- **To be done**:
Check every line below for the string "name", and copy the lines that contain it.

- **Dataset entries**:
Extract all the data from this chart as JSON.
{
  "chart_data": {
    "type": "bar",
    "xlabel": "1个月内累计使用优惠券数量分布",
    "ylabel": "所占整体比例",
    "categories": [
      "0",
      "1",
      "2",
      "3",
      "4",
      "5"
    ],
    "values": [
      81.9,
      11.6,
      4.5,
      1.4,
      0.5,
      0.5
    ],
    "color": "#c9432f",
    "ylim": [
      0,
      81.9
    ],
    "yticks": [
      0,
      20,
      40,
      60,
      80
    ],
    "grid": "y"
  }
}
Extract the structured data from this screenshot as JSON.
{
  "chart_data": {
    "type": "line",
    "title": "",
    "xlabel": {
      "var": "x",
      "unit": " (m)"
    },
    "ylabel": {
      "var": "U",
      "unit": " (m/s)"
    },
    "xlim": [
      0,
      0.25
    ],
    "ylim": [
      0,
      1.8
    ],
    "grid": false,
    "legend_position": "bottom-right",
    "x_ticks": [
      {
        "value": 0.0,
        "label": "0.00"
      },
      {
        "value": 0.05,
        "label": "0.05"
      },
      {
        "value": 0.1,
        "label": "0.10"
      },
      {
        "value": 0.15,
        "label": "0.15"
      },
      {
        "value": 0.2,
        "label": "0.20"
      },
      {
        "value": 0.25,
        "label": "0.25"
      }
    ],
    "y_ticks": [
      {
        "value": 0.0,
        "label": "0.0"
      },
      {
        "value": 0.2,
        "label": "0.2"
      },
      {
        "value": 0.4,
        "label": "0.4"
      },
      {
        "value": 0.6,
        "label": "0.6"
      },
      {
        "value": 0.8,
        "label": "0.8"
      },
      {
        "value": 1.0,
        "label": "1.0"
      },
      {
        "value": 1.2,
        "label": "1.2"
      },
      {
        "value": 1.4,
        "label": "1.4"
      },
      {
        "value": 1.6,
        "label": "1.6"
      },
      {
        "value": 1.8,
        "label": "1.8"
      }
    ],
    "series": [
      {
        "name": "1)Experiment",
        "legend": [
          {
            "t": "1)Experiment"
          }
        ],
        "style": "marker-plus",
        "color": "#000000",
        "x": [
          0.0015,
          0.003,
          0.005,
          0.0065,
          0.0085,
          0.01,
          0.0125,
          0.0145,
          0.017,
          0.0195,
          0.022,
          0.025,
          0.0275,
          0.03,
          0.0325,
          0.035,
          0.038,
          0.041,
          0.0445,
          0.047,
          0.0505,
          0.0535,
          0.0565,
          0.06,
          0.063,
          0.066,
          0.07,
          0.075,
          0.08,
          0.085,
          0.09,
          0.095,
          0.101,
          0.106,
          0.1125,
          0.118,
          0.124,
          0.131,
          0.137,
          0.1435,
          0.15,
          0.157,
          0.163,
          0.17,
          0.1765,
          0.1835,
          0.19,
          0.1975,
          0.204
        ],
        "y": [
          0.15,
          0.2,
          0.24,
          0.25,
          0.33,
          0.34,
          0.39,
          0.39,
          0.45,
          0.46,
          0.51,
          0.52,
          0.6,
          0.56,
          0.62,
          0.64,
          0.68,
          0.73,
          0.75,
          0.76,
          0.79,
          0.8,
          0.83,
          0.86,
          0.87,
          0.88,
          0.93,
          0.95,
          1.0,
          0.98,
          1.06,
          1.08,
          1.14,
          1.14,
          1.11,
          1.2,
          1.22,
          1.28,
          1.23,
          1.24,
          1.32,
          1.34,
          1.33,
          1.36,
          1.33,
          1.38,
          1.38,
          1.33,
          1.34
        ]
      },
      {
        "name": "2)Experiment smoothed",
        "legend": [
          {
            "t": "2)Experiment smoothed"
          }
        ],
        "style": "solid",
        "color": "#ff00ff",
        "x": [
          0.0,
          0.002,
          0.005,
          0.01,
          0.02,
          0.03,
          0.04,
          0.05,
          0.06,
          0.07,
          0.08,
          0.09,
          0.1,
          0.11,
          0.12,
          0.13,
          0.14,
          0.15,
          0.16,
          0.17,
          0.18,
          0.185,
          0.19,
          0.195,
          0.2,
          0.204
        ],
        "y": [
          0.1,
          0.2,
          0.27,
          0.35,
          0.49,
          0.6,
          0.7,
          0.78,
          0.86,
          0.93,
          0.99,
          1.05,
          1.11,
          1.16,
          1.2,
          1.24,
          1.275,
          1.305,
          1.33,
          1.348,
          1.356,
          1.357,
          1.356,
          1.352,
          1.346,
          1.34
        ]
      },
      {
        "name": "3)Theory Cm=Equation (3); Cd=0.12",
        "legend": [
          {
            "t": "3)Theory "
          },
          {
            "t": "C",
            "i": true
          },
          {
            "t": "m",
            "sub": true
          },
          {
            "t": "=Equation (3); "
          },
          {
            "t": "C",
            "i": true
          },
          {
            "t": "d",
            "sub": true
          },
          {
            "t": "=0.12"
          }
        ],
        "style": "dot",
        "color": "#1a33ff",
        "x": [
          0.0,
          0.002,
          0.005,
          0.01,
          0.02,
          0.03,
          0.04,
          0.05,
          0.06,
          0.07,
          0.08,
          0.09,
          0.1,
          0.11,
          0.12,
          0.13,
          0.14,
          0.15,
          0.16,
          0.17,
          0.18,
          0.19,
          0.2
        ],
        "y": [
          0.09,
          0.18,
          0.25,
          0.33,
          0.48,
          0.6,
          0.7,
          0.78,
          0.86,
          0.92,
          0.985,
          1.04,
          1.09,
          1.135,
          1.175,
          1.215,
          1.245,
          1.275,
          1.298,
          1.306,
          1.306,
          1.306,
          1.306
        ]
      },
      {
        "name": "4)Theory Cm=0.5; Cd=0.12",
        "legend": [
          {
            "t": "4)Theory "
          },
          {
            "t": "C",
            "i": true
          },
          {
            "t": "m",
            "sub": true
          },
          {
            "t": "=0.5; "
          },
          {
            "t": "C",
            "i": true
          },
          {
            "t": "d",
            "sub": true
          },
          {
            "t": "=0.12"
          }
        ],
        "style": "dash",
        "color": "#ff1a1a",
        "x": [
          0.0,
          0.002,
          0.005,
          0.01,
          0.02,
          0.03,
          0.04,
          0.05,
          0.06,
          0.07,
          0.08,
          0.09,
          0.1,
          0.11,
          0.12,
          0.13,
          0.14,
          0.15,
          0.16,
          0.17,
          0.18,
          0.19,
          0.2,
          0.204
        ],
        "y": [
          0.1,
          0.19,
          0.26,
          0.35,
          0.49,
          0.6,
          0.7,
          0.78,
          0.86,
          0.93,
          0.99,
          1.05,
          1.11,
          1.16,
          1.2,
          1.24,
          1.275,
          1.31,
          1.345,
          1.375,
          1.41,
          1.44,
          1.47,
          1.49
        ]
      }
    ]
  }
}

- **Right answer**:
        "name": "1)Experiment",
        "name": "2)Experiment smoothed",
        "name": "3)Theory Cm=Equation (3); Cd=0.12",
        "name": "4)Theory Cm=0.5; Cd=0.12",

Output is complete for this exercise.